• Set task: Without further comment, state how many lines in the listing below contain the word "query".

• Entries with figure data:
══════════════════════════════
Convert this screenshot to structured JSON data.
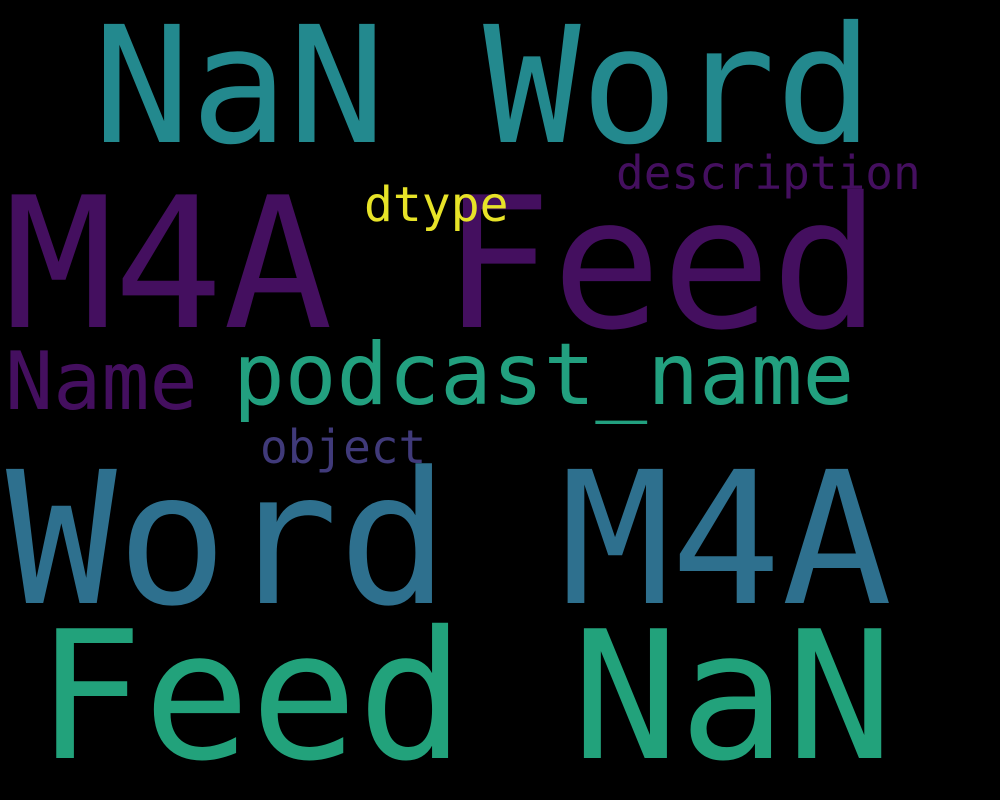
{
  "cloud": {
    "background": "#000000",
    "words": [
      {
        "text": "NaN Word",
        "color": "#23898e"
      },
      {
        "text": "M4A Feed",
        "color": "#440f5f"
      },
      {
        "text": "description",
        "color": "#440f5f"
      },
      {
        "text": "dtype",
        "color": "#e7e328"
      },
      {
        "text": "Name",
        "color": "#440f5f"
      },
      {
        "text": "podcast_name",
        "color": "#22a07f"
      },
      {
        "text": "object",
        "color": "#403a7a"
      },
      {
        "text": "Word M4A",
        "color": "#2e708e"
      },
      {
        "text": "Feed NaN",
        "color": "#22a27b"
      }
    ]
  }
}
══════════════════════════════
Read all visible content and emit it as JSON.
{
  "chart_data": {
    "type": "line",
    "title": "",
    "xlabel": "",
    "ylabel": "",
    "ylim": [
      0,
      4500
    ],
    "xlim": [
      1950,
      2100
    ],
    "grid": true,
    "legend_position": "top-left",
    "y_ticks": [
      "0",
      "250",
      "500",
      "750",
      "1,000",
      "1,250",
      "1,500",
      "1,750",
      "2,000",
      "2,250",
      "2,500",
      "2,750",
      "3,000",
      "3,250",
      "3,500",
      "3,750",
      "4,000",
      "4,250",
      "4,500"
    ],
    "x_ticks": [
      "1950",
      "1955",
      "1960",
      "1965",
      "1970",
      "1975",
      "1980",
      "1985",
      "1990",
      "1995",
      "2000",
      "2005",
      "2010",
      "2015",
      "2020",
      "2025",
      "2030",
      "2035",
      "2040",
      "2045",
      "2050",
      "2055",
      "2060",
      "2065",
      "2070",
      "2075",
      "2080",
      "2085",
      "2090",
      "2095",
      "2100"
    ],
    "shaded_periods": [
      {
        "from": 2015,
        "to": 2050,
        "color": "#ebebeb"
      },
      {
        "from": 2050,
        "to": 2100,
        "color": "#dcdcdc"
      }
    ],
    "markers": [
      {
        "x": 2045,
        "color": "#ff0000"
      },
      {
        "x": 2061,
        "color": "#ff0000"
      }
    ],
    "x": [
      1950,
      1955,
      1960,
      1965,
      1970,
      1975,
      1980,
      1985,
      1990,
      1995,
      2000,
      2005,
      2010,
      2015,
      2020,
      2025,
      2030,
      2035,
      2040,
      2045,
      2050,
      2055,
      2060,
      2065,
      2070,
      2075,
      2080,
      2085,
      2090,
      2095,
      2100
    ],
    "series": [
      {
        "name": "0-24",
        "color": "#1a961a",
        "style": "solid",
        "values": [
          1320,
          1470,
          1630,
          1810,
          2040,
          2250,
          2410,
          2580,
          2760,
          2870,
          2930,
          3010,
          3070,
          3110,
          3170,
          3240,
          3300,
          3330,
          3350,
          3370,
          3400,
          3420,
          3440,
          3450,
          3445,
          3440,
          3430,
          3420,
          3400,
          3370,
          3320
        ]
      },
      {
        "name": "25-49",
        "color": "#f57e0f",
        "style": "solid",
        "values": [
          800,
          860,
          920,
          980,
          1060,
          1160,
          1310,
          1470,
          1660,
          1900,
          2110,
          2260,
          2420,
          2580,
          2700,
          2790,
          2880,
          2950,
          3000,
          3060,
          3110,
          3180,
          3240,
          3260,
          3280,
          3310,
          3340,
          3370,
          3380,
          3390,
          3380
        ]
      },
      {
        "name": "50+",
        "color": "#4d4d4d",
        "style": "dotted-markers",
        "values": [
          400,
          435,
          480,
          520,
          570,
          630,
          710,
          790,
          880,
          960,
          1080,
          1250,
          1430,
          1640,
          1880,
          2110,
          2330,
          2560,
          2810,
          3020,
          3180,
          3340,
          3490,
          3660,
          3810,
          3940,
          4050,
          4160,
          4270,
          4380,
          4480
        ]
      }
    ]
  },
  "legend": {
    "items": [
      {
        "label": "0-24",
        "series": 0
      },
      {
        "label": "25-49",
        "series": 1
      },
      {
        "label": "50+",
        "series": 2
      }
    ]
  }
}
══════════════════════════════
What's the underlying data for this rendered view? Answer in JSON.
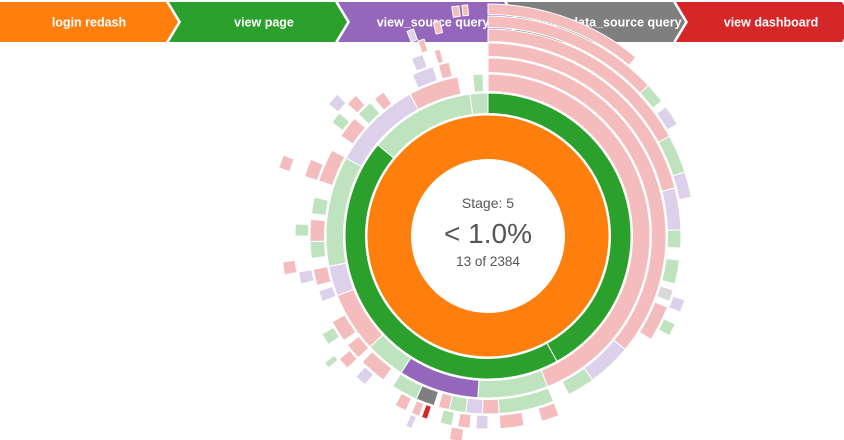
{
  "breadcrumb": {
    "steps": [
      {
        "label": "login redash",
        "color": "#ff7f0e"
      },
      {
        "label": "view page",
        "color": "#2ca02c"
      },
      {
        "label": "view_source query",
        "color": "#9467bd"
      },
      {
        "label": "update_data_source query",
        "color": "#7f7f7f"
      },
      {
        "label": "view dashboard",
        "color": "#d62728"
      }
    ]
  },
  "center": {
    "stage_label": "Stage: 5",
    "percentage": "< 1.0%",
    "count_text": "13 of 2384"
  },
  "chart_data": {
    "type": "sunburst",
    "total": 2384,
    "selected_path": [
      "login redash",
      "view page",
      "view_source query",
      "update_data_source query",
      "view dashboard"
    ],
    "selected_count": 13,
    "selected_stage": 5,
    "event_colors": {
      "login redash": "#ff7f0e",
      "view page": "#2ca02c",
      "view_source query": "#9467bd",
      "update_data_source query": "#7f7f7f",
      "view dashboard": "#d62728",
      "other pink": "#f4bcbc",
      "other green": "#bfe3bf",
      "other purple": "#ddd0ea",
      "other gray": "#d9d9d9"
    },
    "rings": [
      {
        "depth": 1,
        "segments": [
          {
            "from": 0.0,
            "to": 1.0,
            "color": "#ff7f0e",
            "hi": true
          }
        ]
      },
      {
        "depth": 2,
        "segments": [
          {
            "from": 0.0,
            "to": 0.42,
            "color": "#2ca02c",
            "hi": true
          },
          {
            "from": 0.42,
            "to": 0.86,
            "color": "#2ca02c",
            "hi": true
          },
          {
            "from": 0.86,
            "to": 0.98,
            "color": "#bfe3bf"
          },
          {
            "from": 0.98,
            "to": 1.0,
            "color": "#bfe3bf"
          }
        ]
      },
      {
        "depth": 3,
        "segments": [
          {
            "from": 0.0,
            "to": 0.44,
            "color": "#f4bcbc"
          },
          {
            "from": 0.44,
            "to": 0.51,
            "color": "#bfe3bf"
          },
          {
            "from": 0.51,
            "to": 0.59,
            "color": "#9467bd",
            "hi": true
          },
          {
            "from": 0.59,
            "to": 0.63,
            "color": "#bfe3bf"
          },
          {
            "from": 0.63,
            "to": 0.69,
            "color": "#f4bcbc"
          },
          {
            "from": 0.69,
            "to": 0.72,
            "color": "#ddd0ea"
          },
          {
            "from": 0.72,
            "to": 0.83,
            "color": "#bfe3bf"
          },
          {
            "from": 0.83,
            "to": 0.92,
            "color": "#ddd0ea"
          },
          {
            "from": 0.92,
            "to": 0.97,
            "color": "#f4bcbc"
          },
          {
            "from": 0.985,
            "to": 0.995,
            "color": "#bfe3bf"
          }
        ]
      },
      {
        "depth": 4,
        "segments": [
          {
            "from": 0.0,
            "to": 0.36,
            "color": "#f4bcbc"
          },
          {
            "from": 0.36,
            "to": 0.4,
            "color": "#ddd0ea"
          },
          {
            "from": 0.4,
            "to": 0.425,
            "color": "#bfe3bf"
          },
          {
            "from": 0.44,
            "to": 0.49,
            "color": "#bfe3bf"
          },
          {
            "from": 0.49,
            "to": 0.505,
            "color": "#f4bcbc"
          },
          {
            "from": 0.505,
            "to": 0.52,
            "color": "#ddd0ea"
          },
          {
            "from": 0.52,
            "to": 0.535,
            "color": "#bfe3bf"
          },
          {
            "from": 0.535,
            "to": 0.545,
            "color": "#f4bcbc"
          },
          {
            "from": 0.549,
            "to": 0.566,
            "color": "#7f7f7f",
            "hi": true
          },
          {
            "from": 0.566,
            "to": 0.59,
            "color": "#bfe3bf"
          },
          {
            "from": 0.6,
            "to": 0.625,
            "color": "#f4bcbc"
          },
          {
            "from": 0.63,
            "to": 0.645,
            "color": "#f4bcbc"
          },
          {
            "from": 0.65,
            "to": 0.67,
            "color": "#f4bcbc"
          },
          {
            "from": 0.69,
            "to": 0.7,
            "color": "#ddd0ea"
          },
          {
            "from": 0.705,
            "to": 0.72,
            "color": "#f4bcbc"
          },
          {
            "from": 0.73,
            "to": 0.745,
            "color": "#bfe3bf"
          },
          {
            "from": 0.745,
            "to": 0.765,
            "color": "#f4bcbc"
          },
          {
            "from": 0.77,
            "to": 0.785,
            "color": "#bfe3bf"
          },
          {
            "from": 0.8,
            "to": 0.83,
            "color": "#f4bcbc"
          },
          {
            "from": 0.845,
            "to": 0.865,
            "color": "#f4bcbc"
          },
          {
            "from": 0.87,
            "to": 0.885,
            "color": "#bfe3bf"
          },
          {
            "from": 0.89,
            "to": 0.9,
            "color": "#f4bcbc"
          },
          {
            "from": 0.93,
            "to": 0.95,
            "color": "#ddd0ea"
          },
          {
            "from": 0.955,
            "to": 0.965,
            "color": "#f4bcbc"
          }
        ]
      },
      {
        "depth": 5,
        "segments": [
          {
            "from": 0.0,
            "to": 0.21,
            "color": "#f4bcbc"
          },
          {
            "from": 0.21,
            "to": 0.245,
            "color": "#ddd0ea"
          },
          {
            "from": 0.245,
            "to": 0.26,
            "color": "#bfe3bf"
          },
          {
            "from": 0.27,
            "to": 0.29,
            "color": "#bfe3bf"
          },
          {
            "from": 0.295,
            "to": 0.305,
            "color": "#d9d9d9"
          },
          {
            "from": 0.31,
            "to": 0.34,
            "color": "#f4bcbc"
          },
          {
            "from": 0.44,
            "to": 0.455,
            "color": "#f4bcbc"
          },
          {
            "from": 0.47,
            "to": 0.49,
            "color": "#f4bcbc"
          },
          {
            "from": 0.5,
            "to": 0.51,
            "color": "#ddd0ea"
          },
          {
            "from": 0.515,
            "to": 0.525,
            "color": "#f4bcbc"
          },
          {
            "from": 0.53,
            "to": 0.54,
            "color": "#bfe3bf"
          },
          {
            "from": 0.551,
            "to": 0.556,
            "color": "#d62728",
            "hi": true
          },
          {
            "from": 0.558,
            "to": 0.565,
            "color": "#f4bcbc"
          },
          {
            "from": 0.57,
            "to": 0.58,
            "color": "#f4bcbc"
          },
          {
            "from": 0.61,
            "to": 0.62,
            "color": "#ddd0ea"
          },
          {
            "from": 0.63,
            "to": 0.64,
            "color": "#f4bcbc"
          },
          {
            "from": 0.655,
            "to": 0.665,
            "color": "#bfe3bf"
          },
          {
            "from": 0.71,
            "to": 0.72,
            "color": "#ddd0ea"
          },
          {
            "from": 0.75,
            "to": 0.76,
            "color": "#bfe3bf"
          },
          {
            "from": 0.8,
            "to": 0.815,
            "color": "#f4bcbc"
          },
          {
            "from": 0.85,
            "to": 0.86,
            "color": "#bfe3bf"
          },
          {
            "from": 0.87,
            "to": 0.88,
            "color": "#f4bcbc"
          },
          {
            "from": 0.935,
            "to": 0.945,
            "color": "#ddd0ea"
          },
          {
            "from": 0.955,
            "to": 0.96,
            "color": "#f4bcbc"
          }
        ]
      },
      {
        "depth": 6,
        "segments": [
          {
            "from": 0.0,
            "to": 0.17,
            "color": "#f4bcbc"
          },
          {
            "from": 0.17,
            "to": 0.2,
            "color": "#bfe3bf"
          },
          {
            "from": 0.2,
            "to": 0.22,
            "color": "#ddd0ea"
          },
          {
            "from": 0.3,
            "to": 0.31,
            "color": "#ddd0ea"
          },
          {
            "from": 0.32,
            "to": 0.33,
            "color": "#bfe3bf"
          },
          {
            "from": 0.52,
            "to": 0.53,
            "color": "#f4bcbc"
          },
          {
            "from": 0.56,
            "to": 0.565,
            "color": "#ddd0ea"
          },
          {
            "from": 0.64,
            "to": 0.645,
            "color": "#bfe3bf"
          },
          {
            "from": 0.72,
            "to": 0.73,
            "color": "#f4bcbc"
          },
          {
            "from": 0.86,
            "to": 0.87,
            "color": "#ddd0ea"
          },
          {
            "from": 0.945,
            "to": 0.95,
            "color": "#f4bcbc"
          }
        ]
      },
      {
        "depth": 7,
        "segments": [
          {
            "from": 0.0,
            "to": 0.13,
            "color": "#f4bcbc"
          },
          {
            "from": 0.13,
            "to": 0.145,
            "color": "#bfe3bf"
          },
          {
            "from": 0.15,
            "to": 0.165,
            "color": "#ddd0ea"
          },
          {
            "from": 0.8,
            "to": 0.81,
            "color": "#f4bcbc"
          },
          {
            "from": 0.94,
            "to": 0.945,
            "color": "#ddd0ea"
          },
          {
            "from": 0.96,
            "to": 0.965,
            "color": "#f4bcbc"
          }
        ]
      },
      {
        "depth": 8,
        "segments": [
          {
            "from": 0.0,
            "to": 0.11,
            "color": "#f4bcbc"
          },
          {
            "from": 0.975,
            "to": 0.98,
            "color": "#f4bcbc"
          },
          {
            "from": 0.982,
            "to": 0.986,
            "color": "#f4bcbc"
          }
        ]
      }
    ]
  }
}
══════════════════════════════
• Written answer: 6